WHAT YOU ARE ASKED TO DO: Rewrite the entries below, replacing each occurrence of "play-button" with "audio-button" and keeping everything else unchanged. Omit the pictures from your answer.

-- begin SUPPLIED RECORDS --

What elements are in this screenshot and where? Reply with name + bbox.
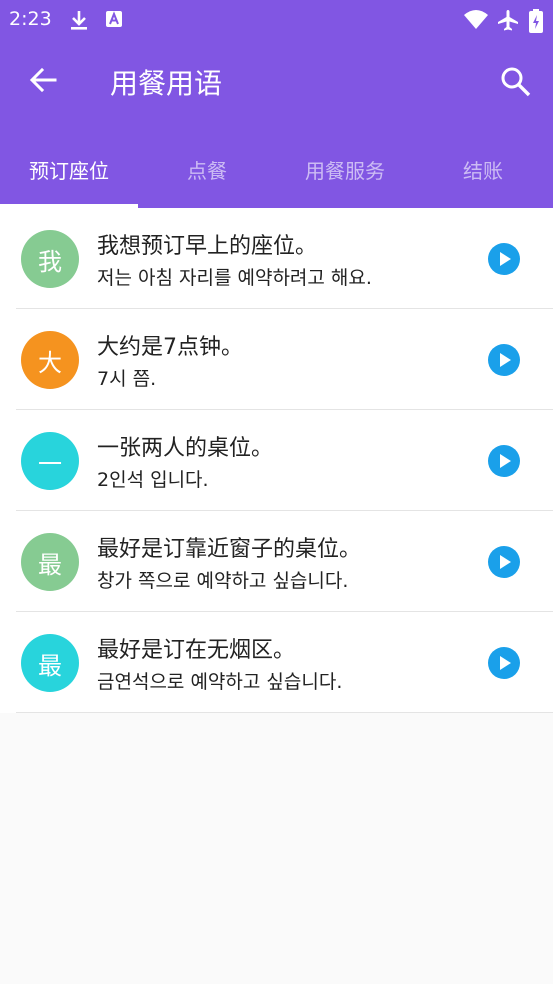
korean-translation: 창가 쪽으로 예약하고 싶습니다. xyxy=(97,570,349,592)
search-icon xyxy=(501,67,531,97)
play-icon xyxy=(500,656,511,670)
a-notification-icon xyxy=(106,11,122,27)
arrow-back-icon xyxy=(29,67,57,93)
battery-charging-icon xyxy=(529,9,543,33)
phrase-list: 我 我想预订早上的座位。 저는 아침 자리를 예약하려고 해요. 大 大约是7点… xyxy=(0,208,553,713)
tab-order[interactable]: 点餐 xyxy=(138,130,276,208)
list-item[interactable]: 一 一张两人的桌位。 2인석 입니다. xyxy=(16,410,553,511)
list-item[interactable]: 最 最好是订靠近窗子的桌位。 창가 쪽으로 예약하고 싶습니다. xyxy=(16,511,553,612)
list-item[interactable]: 大 大约是7点钟。 7시 쯤. xyxy=(16,309,553,410)
wifi-icon xyxy=(464,10,488,29)
back-button[interactable] xyxy=(22,58,66,102)
play-button[interactable] xyxy=(488,546,520,578)
search-button[interactable] xyxy=(492,58,538,104)
airplane-mode-icon xyxy=(498,10,518,31)
avatar: 最 xyxy=(21,533,79,591)
tab-checkout[interactable]: 结账 xyxy=(414,130,552,208)
play-icon xyxy=(500,252,511,266)
play-icon xyxy=(500,454,511,468)
status-bar: 2:23 xyxy=(0,0,553,40)
download-icon xyxy=(71,11,87,30)
play-button[interactable] xyxy=(488,445,520,477)
korean-translation: 7시 쯤. xyxy=(97,368,157,390)
tab-dining-service[interactable]: 用餐服务 xyxy=(276,130,414,208)
list-item[interactable]: 我 我想预订早上的座位。 저는 아침 자리를 예약하려고 해요. xyxy=(16,208,553,309)
avatar: 最 xyxy=(21,634,79,692)
chinese-phrase: 最好是订靠近窗子的桌位。 xyxy=(97,537,362,562)
chinese-phrase: 最好是订在无烟区。 xyxy=(97,638,296,663)
chinese-phrase: 一张两人的桌位。 xyxy=(97,436,274,461)
play-icon xyxy=(500,353,511,367)
page-title: 用餐用语 xyxy=(110,67,223,100)
app-bar: 2:23 用餐用语 预订座位 点餐 用餐服务 结账 xyxy=(0,0,553,208)
korean-translation: 금연석으로 예약하고 싶습니다. xyxy=(97,671,343,693)
korean-translation: 2인석 입니다. xyxy=(97,469,209,491)
tab-reserve-seat[interactable]: 预订座位 xyxy=(0,130,138,208)
chinese-phrase: 我想预订早上的座位。 xyxy=(97,234,318,259)
play-button[interactable] xyxy=(488,344,520,376)
avatar: 大 xyxy=(21,331,79,389)
avatar: 我 xyxy=(21,230,79,288)
avatar: 一 xyxy=(21,432,79,490)
list-item[interactable]: 最 最好是订在无烟区。 금연석으로 예약하고 싶습니다. xyxy=(16,612,553,713)
tab-bar: 预订座位 点餐 用餐服务 结账 xyxy=(0,130,553,208)
play-icon xyxy=(500,555,511,569)
status-time: 2:23 xyxy=(9,8,52,30)
chinese-phrase: 大约是7点钟。 xyxy=(97,335,243,360)
play-button[interactable] xyxy=(488,647,520,679)
play-button[interactable] xyxy=(488,243,520,275)
korean-translation: 저는 아침 자리를 예약하려고 해요. xyxy=(97,267,372,289)
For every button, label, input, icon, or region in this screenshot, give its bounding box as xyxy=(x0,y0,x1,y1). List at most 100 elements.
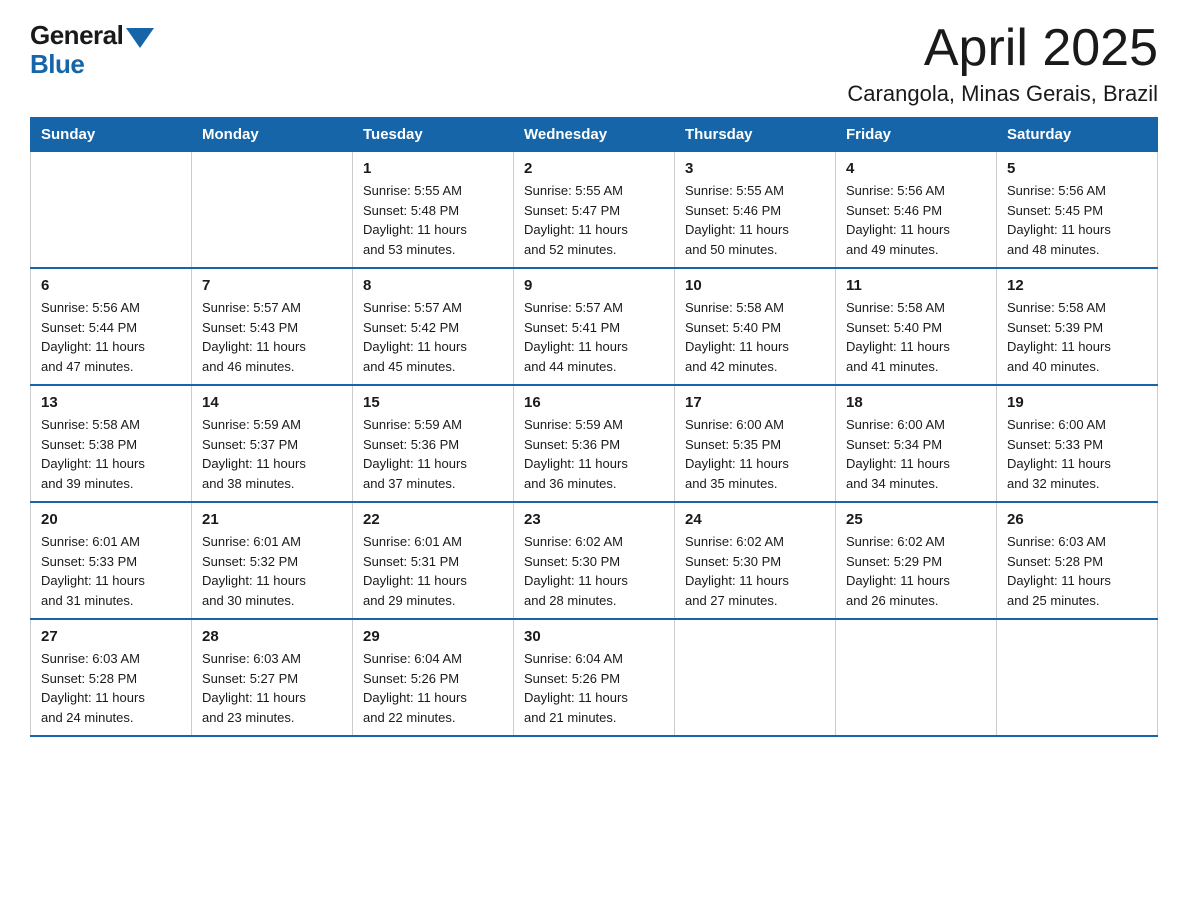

-- end SUPPLIED RECORDS --

SOLUTION TO THIS EXERCISE:
What elements are in this screenshot and where? Reply with name + bbox.
korean-translation: 창가 쪽으로 예약하고 싶습니다. xyxy=(97,570,349,592)
search-icon xyxy=(501,67,531,97)
play-icon xyxy=(500,656,511,670)
a-notification-icon xyxy=(106,11,122,27)
arrow-back-icon xyxy=(29,67,57,93)
battery-charging-icon xyxy=(529,9,543,33)
phrase-list: 我 我想预订早上的座位。 저는 아침 자리를 예약하려고 해요. 大 大约是7点… xyxy=(0,208,553,713)
tab-order[interactable]: 点餐 xyxy=(138,130,276,208)
list-item[interactable]: 一 一张两人的桌位。 2인석 입니다. xyxy=(16,410,553,511)
list-item[interactable]: 最 最好是订靠近窗子的桌位。 창가 쪽으로 예약하고 싶습니다. xyxy=(16,511,553,612)
list-item[interactable]: 大 大约是7点钟。 7시 쯤. xyxy=(16,309,553,410)
wifi-icon xyxy=(464,10,488,29)
back-button[interactable] xyxy=(22,58,66,102)
audio-button[interactable] xyxy=(488,546,520,578)
search-button[interactable] xyxy=(492,58,538,104)
airplane-mode-icon xyxy=(498,10,518,31)
avatar: 最 xyxy=(21,533,79,591)
tab-checkout[interactable]: 结账 xyxy=(414,130,552,208)
play-icon xyxy=(500,252,511,266)
play-icon xyxy=(500,454,511,468)
status-bar: 2:23 xyxy=(0,0,553,40)
download-icon xyxy=(71,11,87,30)
audio-button[interactable] xyxy=(488,445,520,477)
korean-translation: 7시 쯤. xyxy=(97,368,157,390)
tab-dining-service[interactable]: 用餐服务 xyxy=(276,130,414,208)
list-item[interactable]: 我 我想预订早上的座位。 저는 아침 자리를 예약하려고 해요. xyxy=(16,208,553,309)
avatar: 最 xyxy=(21,634,79,692)
chinese-phrase: 最好是订靠近窗子的桌位。 xyxy=(97,537,362,562)
chinese-phrase: 最好是订在无烟区。 xyxy=(97,638,296,663)
chinese-phrase: 一张两人的桌位。 xyxy=(97,436,274,461)
play-icon xyxy=(500,353,511,367)
page-title: 用餐用语 xyxy=(110,67,223,100)
app-bar: 2:23 用餐用语 预订座位 点餐 用餐服务 结账 xyxy=(0,0,553,208)
korean-translation: 금연석으로 예약하고 싶습니다. xyxy=(97,671,343,693)
korean-translation: 2인석 입니다. xyxy=(97,469,209,491)
tab-reserve-seat[interactable]: 预订座位 xyxy=(0,130,138,208)
chinese-phrase: 我想预订早上的座位。 xyxy=(97,234,318,259)
audio-button[interactable] xyxy=(488,344,520,376)
avatar: 大 xyxy=(21,331,79,389)
avatar: 我 xyxy=(21,230,79,288)
avatar: 一 xyxy=(21,432,79,490)
list-item[interactable]: 最 最好是订在无烟区。 금연석으로 예약하고 싶습니다. xyxy=(16,612,553,713)
tab-bar: 预订座位 点餐 用餐服务 结账 xyxy=(0,130,553,208)
play-icon xyxy=(500,555,511,569)
status-time: 2:23 xyxy=(9,8,52,30)
chinese-phrase: 大约是7点钟。 xyxy=(97,335,243,360)
audio-button[interactable] xyxy=(488,647,520,679)
audio-button[interactable] xyxy=(488,243,520,275)
korean-translation: 저는 아침 자리를 예약하려고 해요. xyxy=(97,267,372,289)
For every button, label, input, icon, or region in this screenshot, give its bounding box as xyxy=(x0,y0,x1,y1). List at most 100 elements.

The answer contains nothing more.